◆ Problem to work on
Review the material line by line. Identify and copy every line that contains the string "text".

Dataset entries
— START —

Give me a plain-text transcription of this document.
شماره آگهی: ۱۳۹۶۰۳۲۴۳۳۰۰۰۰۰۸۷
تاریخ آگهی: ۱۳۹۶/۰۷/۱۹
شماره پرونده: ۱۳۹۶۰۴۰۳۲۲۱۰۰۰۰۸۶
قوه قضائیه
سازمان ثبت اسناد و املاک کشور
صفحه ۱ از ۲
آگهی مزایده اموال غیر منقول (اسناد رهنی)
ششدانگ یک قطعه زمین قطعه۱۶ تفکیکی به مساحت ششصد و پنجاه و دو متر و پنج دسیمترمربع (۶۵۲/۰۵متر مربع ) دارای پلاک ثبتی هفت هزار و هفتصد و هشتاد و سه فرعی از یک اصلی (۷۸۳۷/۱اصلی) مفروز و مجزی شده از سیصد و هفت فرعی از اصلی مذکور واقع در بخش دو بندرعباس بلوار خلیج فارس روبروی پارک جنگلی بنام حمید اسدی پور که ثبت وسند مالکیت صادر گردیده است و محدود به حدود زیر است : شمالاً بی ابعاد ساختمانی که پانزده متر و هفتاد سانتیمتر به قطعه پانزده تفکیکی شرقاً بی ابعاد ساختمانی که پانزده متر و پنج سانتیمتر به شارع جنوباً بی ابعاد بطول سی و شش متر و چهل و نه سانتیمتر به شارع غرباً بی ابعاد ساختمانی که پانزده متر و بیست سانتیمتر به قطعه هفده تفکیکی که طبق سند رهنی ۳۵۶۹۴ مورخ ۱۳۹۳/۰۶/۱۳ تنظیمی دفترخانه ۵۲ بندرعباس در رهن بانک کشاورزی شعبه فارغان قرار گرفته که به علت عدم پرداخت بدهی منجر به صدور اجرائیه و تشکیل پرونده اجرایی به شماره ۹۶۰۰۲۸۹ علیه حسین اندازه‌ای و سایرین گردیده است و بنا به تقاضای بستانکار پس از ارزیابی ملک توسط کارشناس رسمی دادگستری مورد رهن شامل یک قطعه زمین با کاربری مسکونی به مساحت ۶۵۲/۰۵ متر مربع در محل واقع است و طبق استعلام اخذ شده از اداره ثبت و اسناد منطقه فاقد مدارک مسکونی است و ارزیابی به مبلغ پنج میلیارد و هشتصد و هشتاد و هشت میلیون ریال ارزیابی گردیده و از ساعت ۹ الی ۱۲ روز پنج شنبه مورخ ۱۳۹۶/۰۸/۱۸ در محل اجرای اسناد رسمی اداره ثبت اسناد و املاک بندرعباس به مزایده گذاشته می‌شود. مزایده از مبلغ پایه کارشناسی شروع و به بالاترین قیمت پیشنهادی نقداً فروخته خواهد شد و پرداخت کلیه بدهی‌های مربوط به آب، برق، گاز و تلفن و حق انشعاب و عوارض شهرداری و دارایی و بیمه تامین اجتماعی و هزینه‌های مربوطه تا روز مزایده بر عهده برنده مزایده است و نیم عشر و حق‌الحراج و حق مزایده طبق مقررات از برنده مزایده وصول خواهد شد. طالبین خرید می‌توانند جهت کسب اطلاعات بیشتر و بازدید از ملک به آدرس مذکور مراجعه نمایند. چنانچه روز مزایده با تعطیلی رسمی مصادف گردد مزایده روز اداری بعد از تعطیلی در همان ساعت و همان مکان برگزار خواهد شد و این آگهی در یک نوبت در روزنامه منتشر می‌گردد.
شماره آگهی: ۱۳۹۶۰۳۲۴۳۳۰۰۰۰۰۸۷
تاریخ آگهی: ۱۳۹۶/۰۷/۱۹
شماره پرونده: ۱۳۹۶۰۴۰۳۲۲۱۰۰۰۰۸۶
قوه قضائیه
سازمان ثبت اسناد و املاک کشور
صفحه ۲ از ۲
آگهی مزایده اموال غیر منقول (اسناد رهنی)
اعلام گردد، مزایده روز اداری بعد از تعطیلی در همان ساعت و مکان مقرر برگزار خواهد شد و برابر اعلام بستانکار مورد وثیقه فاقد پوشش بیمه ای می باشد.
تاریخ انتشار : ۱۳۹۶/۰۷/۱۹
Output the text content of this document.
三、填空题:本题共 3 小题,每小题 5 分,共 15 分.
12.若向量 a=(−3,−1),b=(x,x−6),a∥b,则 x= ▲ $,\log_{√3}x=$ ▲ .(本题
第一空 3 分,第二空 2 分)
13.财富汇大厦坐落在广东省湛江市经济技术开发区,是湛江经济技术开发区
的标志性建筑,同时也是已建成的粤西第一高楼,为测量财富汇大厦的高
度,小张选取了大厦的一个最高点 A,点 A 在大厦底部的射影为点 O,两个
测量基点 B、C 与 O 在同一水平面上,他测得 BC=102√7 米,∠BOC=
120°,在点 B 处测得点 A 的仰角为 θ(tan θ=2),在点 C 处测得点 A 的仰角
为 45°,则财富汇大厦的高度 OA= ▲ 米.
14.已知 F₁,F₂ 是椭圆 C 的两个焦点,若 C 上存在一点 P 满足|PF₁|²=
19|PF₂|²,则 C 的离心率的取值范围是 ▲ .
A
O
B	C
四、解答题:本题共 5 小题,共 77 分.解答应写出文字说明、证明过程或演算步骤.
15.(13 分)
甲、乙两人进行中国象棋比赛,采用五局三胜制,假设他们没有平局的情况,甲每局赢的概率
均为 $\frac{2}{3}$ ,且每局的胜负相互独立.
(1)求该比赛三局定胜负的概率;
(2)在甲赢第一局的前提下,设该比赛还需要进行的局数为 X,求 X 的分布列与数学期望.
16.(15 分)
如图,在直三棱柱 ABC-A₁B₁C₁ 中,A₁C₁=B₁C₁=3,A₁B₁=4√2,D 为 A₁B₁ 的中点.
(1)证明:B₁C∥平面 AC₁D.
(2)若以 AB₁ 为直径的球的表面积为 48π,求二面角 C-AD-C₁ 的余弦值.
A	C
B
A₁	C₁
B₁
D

— END —

◆ Exercise answer
Give me a plain-text transcription of this document.
Output the text content of this document.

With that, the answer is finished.